[THE EXERCISE] Go through the material and pull out every line with the string "Bahasa" in it.

[start of DATA SUPPLIED]

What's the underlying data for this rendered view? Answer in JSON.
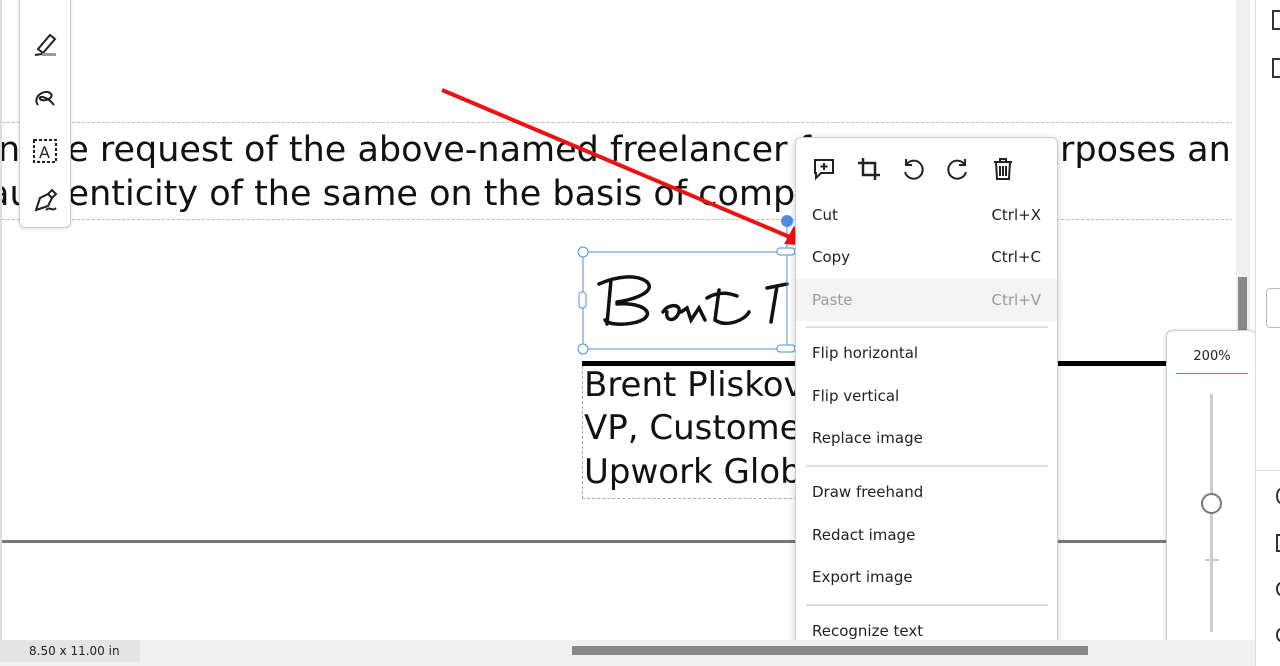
{
  "document": {
    "line1_left": "n the request of the above-named freelancer fo",
    "line1_right": "rposes and",
    "line2": "authenticity of the same on the basis of compa",
    "signer_lines": [
      "Brent Pliskov",
      "VP, Custome",
      "Upwork Glob"
    ]
  },
  "left_toolbar": {
    "icons": [
      "highlighter-icon",
      "freehand-draw-icon",
      "text-box-icon",
      "signature-pen-icon"
    ]
  },
  "context_menu": {
    "icons": [
      "add-comment-icon",
      "crop-icon",
      "rotate-left-icon",
      "rotate-right-icon",
      "delete-icon"
    ],
    "items": [
      {
        "label": "Cut",
        "shortcut": "Ctrl+X"
      },
      {
        "label": "Copy",
        "shortcut": "Ctrl+C"
      },
      {
        "label": "Paste",
        "shortcut": "Ctrl+V",
        "disabled": true
      },
      {
        "label": "Flip horizontal"
      },
      {
        "label": "Flip vertical"
      },
      {
        "label": "Replace image"
      },
      {
        "label": "Draw freehand"
      },
      {
        "label": "Redact image"
      },
      {
        "label": "Export image"
      },
      {
        "label": "Recognize text"
      }
    ]
  },
  "zoom": {
    "value": "200%",
    "accent": "#4a90e2"
  },
  "status_bar": {
    "page_size": "8.50 x 11.00 in"
  },
  "colors": {
    "annotation_arrow": "#ee1111",
    "selection": "#4a90e2"
  }
}
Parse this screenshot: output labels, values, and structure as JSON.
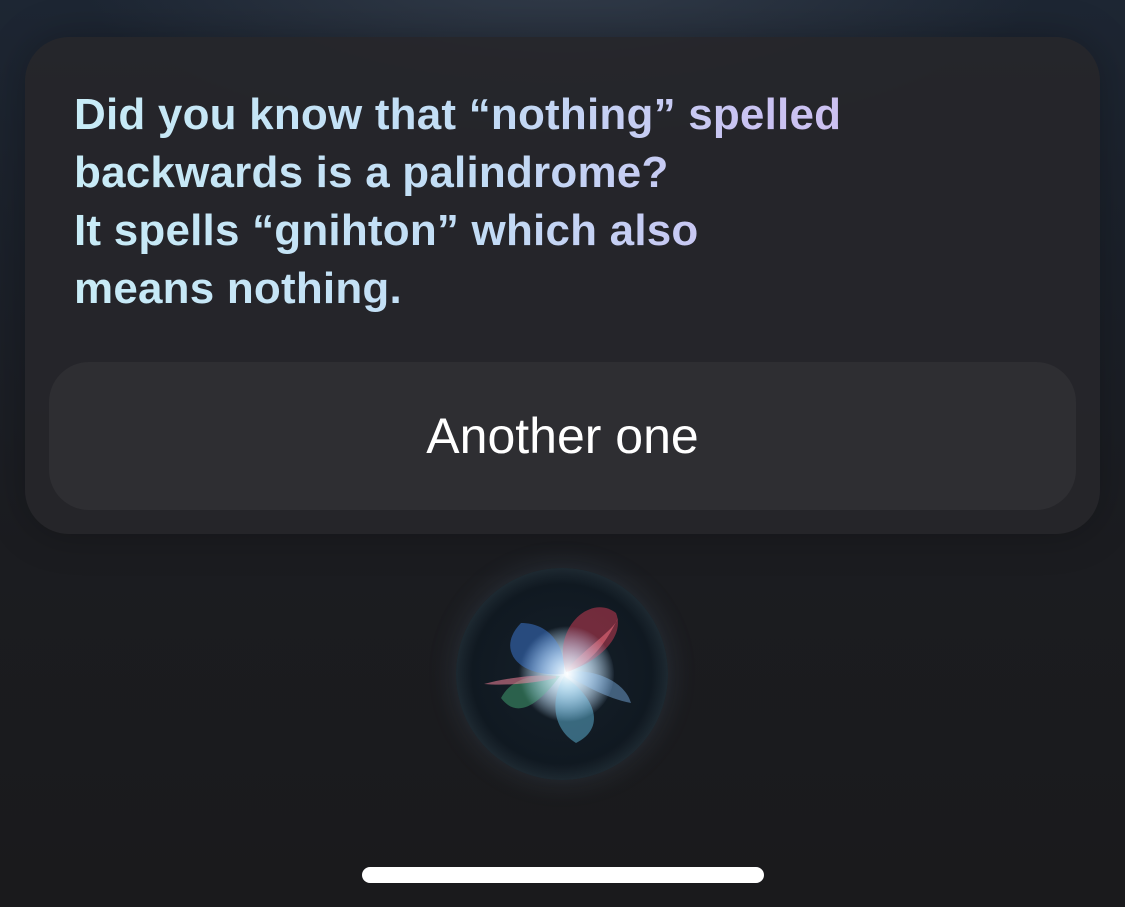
{
  "siri_response": {
    "lines": [
      "Did you know that “nothing” spelled",
      "backwards is a palindrome?",
      "It spells “gnihton” which also",
      "means nothing."
    ]
  },
  "action_button": {
    "label": "Another one"
  },
  "siri_orb": {
    "icon": "siri-orb-icon"
  },
  "colors": {
    "text_gradient_start": "#c8ecf7",
    "text_gradient_end": "#d2bdf0",
    "card_background": "#26262a",
    "button_background": "#2e2e32",
    "button_text": "#ffffff"
  }
}
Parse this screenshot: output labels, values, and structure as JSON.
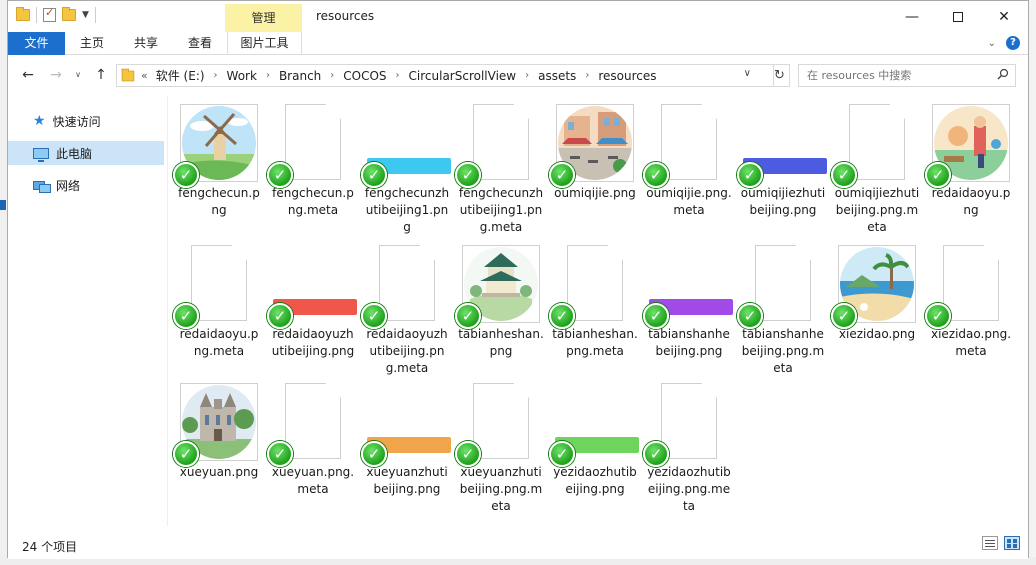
{
  "window": {
    "context_tab": "管理",
    "title": "resources"
  },
  "ribbon": {
    "tabs": [
      "文件",
      "主页",
      "共享",
      "查看",
      "图片工具"
    ]
  },
  "address": {
    "overflow": "«",
    "crumbs": [
      "软件 (E:)",
      "Work",
      "Branch",
      "COCOS",
      "CircularScrollView",
      "assets",
      "resources"
    ]
  },
  "search": {
    "placeholder": "在 resources 中搜索"
  },
  "nav": {
    "items": [
      "快速访问",
      "此电脑",
      "网络"
    ]
  },
  "files": [
    {
      "name": "fengchecun.png",
      "thumb": "windmill"
    },
    {
      "name": "fengchecun.png.meta",
      "thumb": "doc"
    },
    {
      "name": "fengchecunzhutibeijing1.png",
      "thumb": "bar",
      "color": "#3cc8f0"
    },
    {
      "name": "fengchecunzhutibeijing1.png.meta",
      "thumb": "doc"
    },
    {
      "name": "oumiqijie.png",
      "thumb": "street"
    },
    {
      "name": "oumiqijie.png.meta",
      "thumb": "doc"
    },
    {
      "name": "oumiqijiezhutibeijing.png",
      "thumb": "bar",
      "color": "#4d5be0"
    },
    {
      "name": "oumiqijiezhutibeijing.png.meta",
      "thumb": "doc"
    },
    {
      "name": "redaidaoyu.png",
      "thumb": "island"
    },
    {
      "name": "redaidaoyu.png.meta",
      "thumb": "doc"
    },
    {
      "name": "redaidaoyuzhutibeijing.png",
      "thumb": "bar",
      "color": "#f0564a"
    },
    {
      "name": "redaidaoyuzhutibeijing.png.meta",
      "thumb": "doc"
    },
    {
      "name": "tabianheshan.png",
      "thumb": "pavilion"
    },
    {
      "name": "tabianheshan.png.meta",
      "thumb": "doc"
    },
    {
      "name": "tabianshanhebeijing.png",
      "thumb": "bar",
      "color": "#a24ae8"
    },
    {
      "name": "tabianshanhebeijing.png.meta",
      "thumb": "doc"
    },
    {
      "name": "xiezidao.png",
      "thumb": "beach"
    },
    {
      "name": "xiezidao.png.meta",
      "thumb": "doc"
    },
    {
      "name": "xueyuan.png",
      "thumb": "college"
    },
    {
      "name": "xueyuan.png.meta",
      "thumb": "doc"
    },
    {
      "name": "xueyuanzhutibeijing.png",
      "thumb": "bar",
      "color": "#f0a54a"
    },
    {
      "name": "xueyuanzhutibeijing.png.meta",
      "thumb": "doc"
    },
    {
      "name": "yezidaozhutibeijing.png",
      "thumb": "bar",
      "color": "#6fd45c"
    },
    {
      "name": "yezidaozhutibeijing.png.meta",
      "thumb": "doc"
    }
  ],
  "status": {
    "count": "24 个项目"
  }
}
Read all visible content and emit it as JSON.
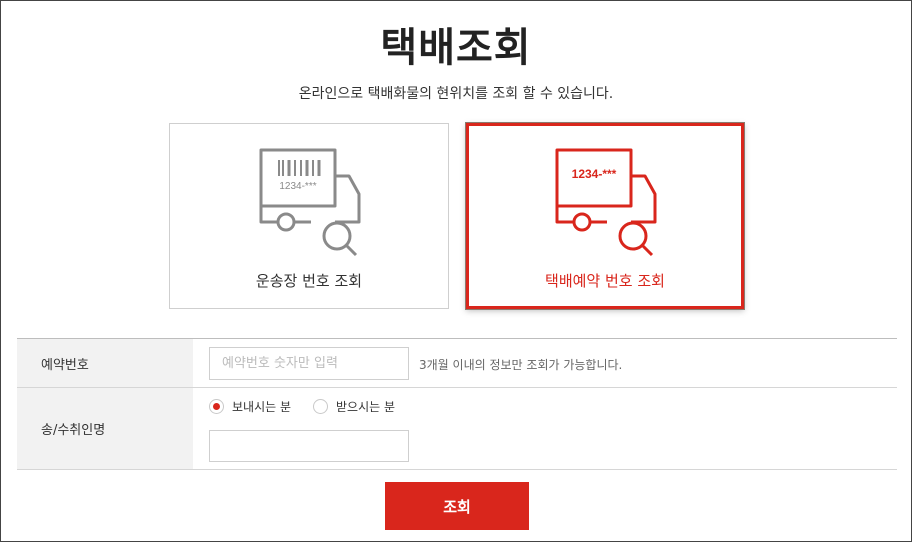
{
  "page": {
    "title": "택배조회",
    "subtitle": "온라인으로 택배화물의 현위치를 조회 할 수 있습니다."
  },
  "cards": [
    {
      "label": "운송장 번호 조회",
      "icon": "truck-barcode-search-icon",
      "number_text": "1234-***",
      "selected": false,
      "color": "#8a8a8a"
    },
    {
      "label": "택배예약 번호 조회",
      "icon": "truck-number-search-icon",
      "number_text": "1234-***",
      "selected": true,
      "color": "#d9261c"
    }
  ],
  "form": {
    "reservation_label": "예약번호",
    "reservation_placeholder": "예약번호 숫자만 입력",
    "reservation_hint": "3개월 이내의 정보만 조회가 가능합니다.",
    "name_label": "송/수취인명",
    "radio_sender": "보내시는 분",
    "radio_receiver": "받으시는 분",
    "radio_selected": "보내시는 분",
    "name_value": ""
  },
  "submit_label": "조회",
  "colors": {
    "accent": "#d9261c",
    "muted": "#8a8a8a"
  }
}
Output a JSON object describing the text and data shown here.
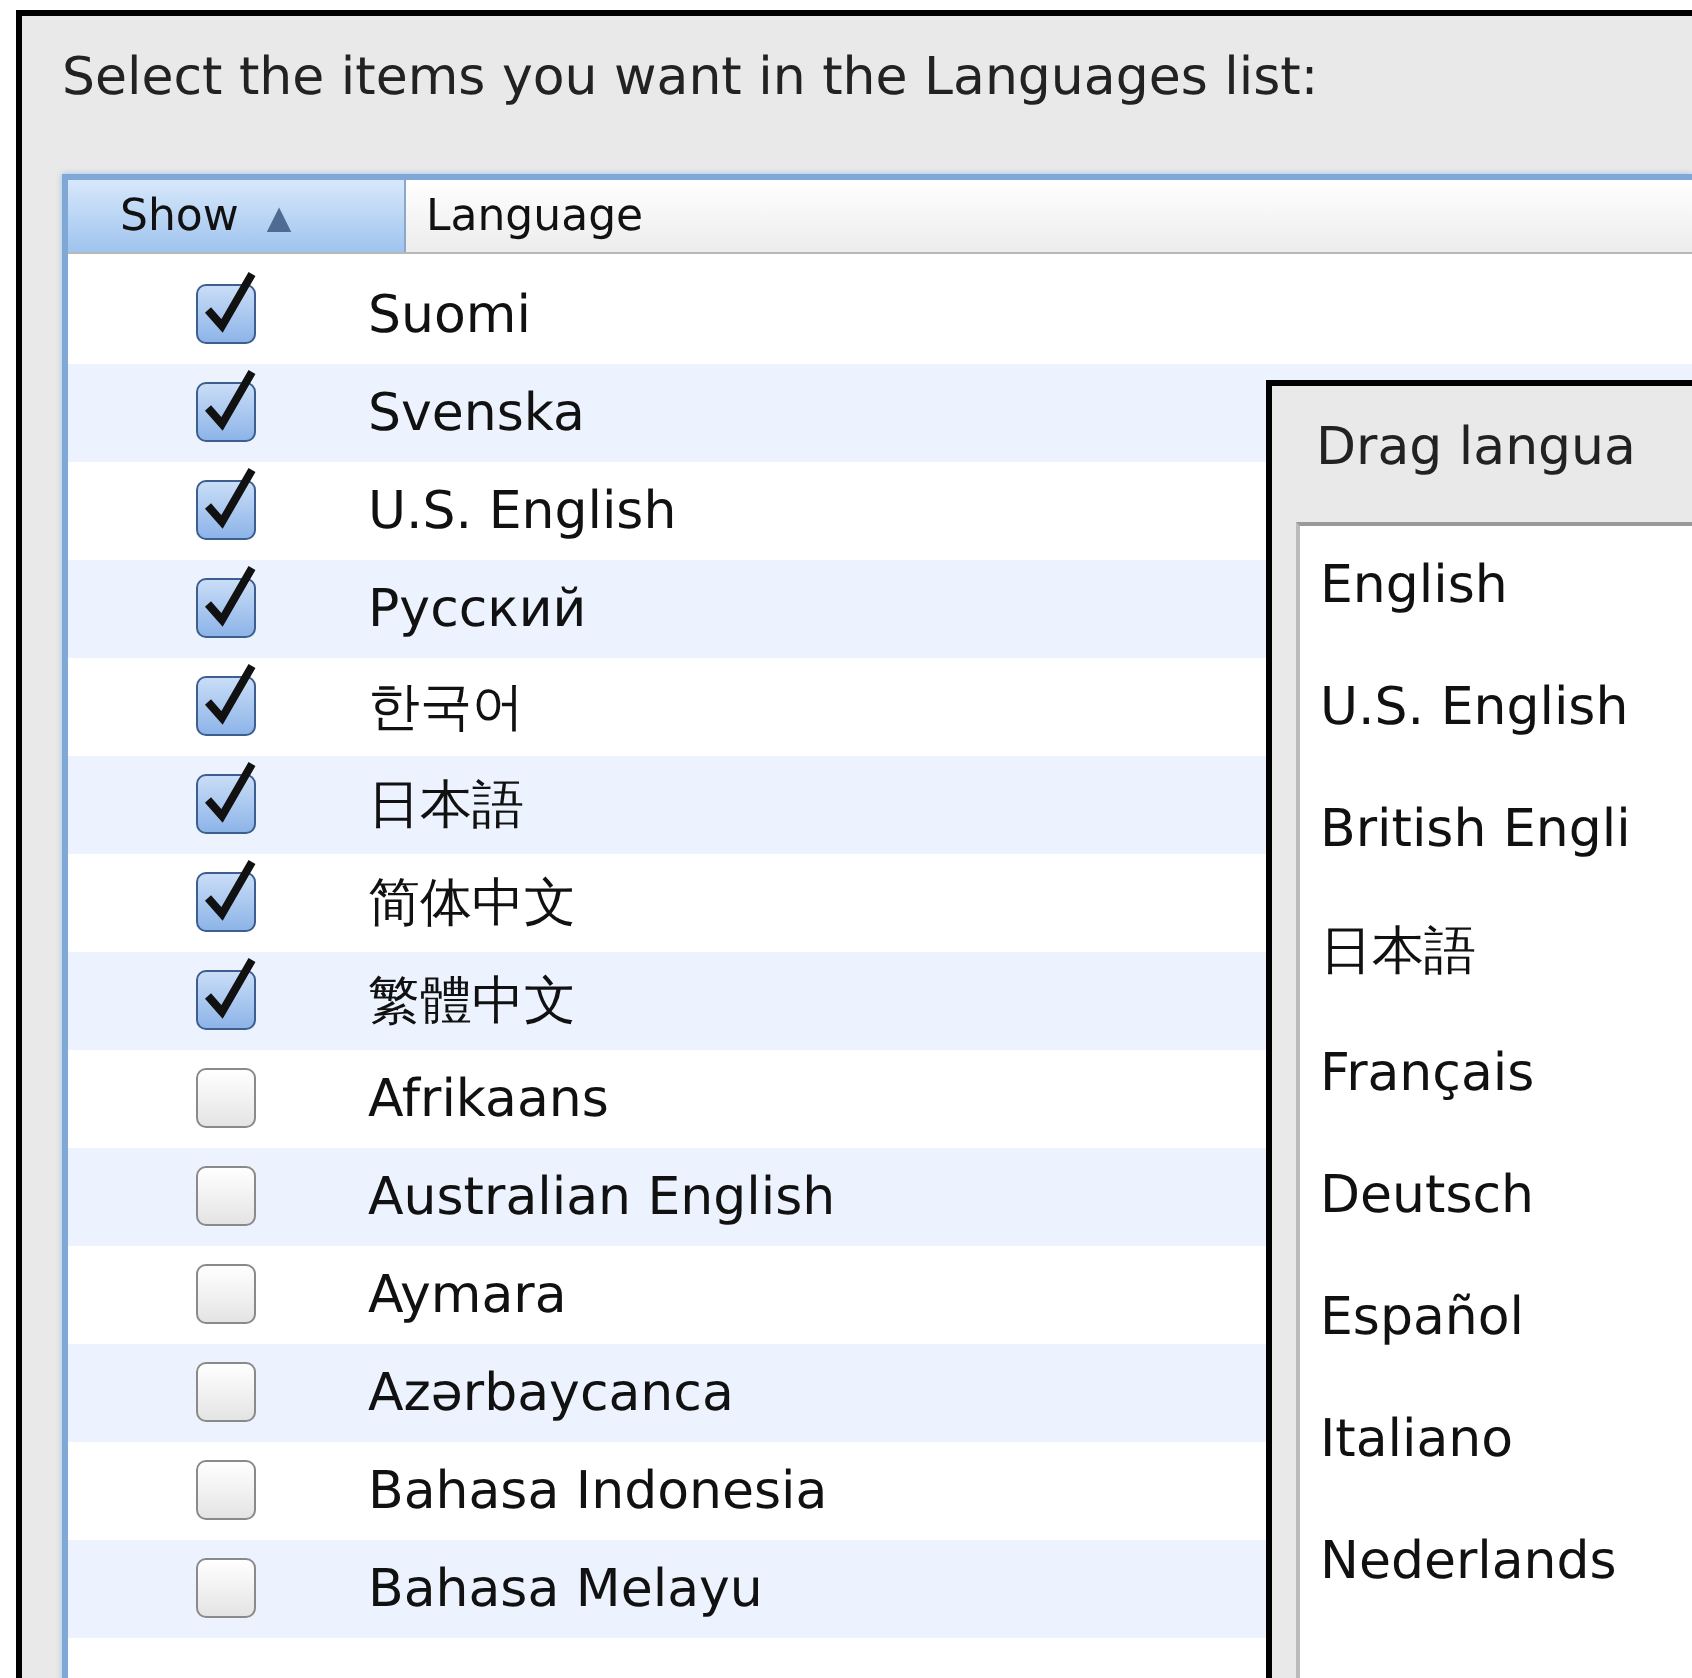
{
  "prompt": "Select the items you want in the Languages list:",
  "table": {
    "columns": [
      {
        "label": "Show",
        "sorted": true,
        "sort_glyph": "▲"
      },
      {
        "label": "Language",
        "sorted": false
      }
    ],
    "rows": [
      {
        "language": "Suomi",
        "checked": true
      },
      {
        "language": "Svenska",
        "checked": true
      },
      {
        "language": "U.S. English",
        "checked": true
      },
      {
        "language": "Русский",
        "checked": true
      },
      {
        "language": "한국어",
        "checked": true
      },
      {
        "language": "日本語",
        "checked": true
      },
      {
        "language": "简体中文",
        "checked": true
      },
      {
        "language": "繁體中文",
        "checked": true
      },
      {
        "language": "Afrikaans",
        "checked": false
      },
      {
        "language": "Australian English",
        "checked": false
      },
      {
        "language": "Aymara",
        "checked": false
      },
      {
        "language": "Azərbaycanca",
        "checked": false
      },
      {
        "language": "Bahasa Indonesia",
        "checked": false
      },
      {
        "language": "Bahasa Melayu",
        "checked": false
      }
    ]
  },
  "order_panel": {
    "title": "Drag langua",
    "items": [
      "English",
      "U.S. English",
      "British Engli",
      "日本語",
      "Français",
      "Deutsch",
      "Español",
      "Italiano",
      "Nederlands"
    ]
  }
}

[end of DATA SUPPLIED]

[COMPLETE ANSWER]
        "language": "Bahasa Indonesia",
        "language": "Bahasa Melayu",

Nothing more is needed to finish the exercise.